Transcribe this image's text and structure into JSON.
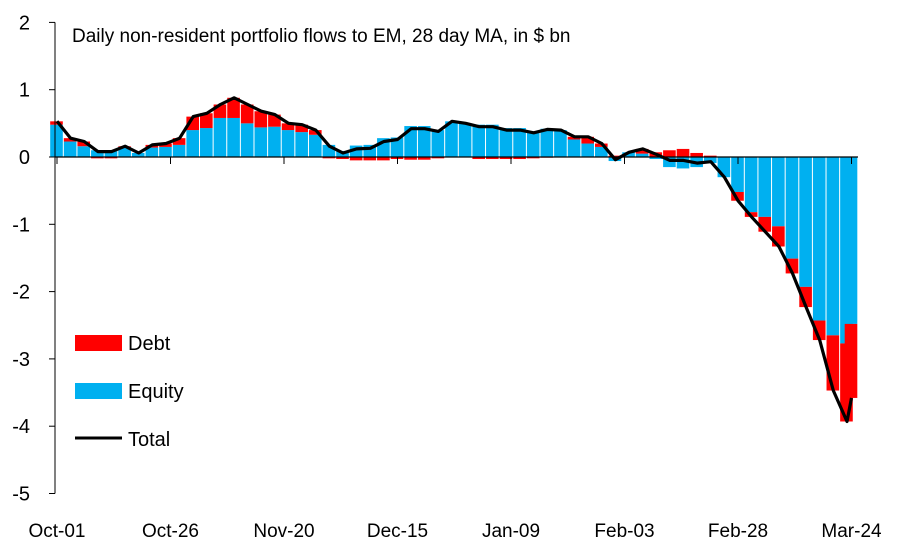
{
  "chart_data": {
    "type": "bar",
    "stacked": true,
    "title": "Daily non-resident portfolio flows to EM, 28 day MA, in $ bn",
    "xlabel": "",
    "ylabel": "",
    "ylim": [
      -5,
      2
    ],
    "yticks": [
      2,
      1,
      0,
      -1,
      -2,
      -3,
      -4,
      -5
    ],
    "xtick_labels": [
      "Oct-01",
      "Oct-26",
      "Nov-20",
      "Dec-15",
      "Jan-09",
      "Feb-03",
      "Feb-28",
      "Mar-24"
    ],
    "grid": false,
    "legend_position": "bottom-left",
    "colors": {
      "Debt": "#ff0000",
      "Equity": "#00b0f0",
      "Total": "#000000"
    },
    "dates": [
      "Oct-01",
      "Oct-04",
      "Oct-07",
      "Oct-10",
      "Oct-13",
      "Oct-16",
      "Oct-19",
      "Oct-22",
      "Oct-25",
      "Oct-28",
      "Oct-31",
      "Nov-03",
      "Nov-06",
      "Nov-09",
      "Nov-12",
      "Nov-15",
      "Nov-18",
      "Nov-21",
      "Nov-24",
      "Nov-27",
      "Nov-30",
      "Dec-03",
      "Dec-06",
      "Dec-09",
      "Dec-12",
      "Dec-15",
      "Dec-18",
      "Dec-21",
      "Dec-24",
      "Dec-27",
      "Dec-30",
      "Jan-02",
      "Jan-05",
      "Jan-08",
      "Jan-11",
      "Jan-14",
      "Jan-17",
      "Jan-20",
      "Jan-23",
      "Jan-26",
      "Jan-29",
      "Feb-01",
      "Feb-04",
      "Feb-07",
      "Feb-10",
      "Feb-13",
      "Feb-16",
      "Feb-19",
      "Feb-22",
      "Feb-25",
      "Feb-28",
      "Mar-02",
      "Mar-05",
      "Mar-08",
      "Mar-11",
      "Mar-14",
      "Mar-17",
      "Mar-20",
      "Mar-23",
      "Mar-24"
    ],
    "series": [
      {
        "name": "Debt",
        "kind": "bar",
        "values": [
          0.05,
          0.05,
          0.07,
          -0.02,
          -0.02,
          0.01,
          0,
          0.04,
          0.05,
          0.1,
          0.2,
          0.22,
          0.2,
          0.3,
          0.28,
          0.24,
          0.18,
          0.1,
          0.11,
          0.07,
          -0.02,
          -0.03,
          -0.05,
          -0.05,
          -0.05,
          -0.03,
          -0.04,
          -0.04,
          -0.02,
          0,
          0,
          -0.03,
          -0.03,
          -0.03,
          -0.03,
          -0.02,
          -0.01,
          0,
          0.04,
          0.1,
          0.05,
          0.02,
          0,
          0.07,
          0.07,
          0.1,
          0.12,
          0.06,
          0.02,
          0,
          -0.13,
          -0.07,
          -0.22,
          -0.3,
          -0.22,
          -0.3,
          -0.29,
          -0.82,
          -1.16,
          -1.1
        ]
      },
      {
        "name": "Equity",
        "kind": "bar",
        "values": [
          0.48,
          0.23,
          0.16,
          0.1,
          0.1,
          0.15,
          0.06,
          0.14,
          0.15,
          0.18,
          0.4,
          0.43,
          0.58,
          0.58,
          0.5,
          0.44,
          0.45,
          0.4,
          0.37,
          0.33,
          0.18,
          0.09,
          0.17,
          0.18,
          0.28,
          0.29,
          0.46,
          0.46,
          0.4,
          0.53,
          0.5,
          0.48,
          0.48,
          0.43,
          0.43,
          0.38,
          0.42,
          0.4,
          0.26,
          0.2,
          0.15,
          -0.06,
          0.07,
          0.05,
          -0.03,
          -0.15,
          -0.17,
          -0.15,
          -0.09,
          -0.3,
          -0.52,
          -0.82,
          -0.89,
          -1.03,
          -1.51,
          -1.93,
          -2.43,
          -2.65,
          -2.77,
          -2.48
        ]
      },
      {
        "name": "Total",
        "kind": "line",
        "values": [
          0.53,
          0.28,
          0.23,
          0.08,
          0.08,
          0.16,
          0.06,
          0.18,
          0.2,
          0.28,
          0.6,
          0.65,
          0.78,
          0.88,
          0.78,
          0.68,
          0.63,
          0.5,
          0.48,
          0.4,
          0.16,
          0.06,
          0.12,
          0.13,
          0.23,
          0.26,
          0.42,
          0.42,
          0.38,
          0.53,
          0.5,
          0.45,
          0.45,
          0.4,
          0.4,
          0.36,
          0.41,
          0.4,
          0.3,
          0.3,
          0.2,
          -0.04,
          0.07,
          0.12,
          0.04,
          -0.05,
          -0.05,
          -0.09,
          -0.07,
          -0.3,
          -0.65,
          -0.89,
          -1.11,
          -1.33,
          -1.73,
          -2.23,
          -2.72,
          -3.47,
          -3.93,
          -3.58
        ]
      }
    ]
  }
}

EXERCISE OBJECTIVE
Restate the records word for word, omitting images.

FINAL RESULT
Transcribe this image's text and structure into JSON.
{
  "chart_data": {
    "type": "bar",
    "stacked": true,
    "title": "Daily non-resident portfolio flows to EM, 28 day MA, in $ bn",
    "xlabel": "",
    "ylabel": "",
    "ylim": [
      -5,
      2
    ],
    "yticks": [
      2,
      1,
      0,
      -1,
      -2,
      -3,
      -4,
      -5
    ],
    "xtick_labels": [
      "Oct-01",
      "Oct-26",
      "Nov-20",
      "Dec-15",
      "Jan-09",
      "Feb-03",
      "Feb-28",
      "Mar-24"
    ],
    "grid": false,
    "legend_position": "bottom-left",
    "colors": {
      "Debt": "#ff0000",
      "Equity": "#00b0f0",
      "Total": "#000000"
    },
    "dates": [
      "Oct-01",
      "Oct-04",
      "Oct-07",
      "Oct-10",
      "Oct-13",
      "Oct-16",
      "Oct-19",
      "Oct-22",
      "Oct-25",
      "Oct-28",
      "Oct-31",
      "Nov-03",
      "Nov-06",
      "Nov-09",
      "Nov-12",
      "Nov-15",
      "Nov-18",
      "Nov-21",
      "Nov-24",
      "Nov-27",
      "Nov-30",
      "Dec-03",
      "Dec-06",
      "Dec-09",
      "Dec-12",
      "Dec-15",
      "Dec-18",
      "Dec-21",
      "Dec-24",
      "Dec-27",
      "Dec-30",
      "Jan-02",
      "Jan-05",
      "Jan-08",
      "Jan-11",
      "Jan-14",
      "Jan-17",
      "Jan-20",
      "Jan-23",
      "Jan-26",
      "Jan-29",
      "Feb-01",
      "Feb-04",
      "Feb-07",
      "Feb-10",
      "Feb-13",
      "Feb-16",
      "Feb-19",
      "Feb-22",
      "Feb-25",
      "Feb-28",
      "Mar-02",
      "Mar-05",
      "Mar-08",
      "Mar-11",
      "Mar-14",
      "Mar-17",
      "Mar-20",
      "Mar-23",
      "Mar-24"
    ],
    "series": [
      {
        "name": "Debt",
        "kind": "bar",
        "values": [
          0.05,
          0.05,
          0.07,
          -0.02,
          -0.02,
          0.01,
          0,
          0.04,
          0.05,
          0.1,
          0.2,
          0.22,
          0.2,
          0.3,
          0.28,
          0.24,
          0.18,
          0.1,
          0.11,
          0.07,
          -0.02,
          -0.03,
          -0.05,
          -0.05,
          -0.05,
          -0.03,
          -0.04,
          -0.04,
          -0.02,
          0,
          0,
          -0.03,
          -0.03,
          -0.03,
          -0.03,
          -0.02,
          -0.01,
          0,
          0.04,
          0.1,
          0.05,
          0.02,
          0,
          0.07,
          0.07,
          0.1,
          0.12,
          0.06,
          0.02,
          0,
          -0.13,
          -0.07,
          -0.22,
          -0.3,
          -0.22,
          -0.3,
          -0.29,
          -0.82,
          -1.16,
          -1.1
        ]
      },
      {
        "name": "Equity",
        "kind": "bar",
        "values": [
          0.48,
          0.23,
          0.16,
          0.1,
          0.1,
          0.15,
          0.06,
          0.14,
          0.15,
          0.18,
          0.4,
          0.43,
          0.58,
          0.58,
          0.5,
          0.44,
          0.45,
          0.4,
          0.37,
          0.33,
          0.18,
          0.09,
          0.17,
          0.18,
          0.28,
          0.29,
          0.46,
          0.46,
          0.4,
          0.53,
          0.5,
          0.48,
          0.48,
          0.43,
          0.43,
          0.38,
          0.42,
          0.4,
          0.26,
          0.2,
          0.15,
          -0.06,
          0.07,
          0.05,
          -0.03,
          -0.15,
          -0.17,
          -0.15,
          -0.09,
          -0.3,
          -0.52,
          -0.82,
          -0.89,
          -1.03,
          -1.51,
          -1.93,
          -2.43,
          -2.65,
          -2.77,
          -2.48
        ]
      },
      {
        "name": "Total",
        "kind": "line",
        "values": [
          0.53,
          0.28,
          0.23,
          0.08,
          0.08,
          0.16,
          0.06,
          0.18,
          0.2,
          0.28,
          0.6,
          0.65,
          0.78,
          0.88,
          0.78,
          0.68,
          0.63,
          0.5,
          0.48,
          0.4,
          0.16,
          0.06,
          0.12,
          0.13,
          0.23,
          0.26,
          0.42,
          0.42,
          0.38,
          0.53,
          0.5,
          0.45,
          0.45,
          0.4,
          0.4,
          0.36,
          0.41,
          0.4,
          0.3,
          0.3,
          0.2,
          -0.04,
          0.07,
          0.12,
          0.04,
          -0.05,
          -0.05,
          -0.09,
          -0.07,
          -0.3,
          -0.65,
          -0.89,
          -1.11,
          -1.33,
          -1.73,
          -2.23,
          -2.72,
          -3.47,
          -3.93,
          -3.58
        ]
      }
    ]
  }
}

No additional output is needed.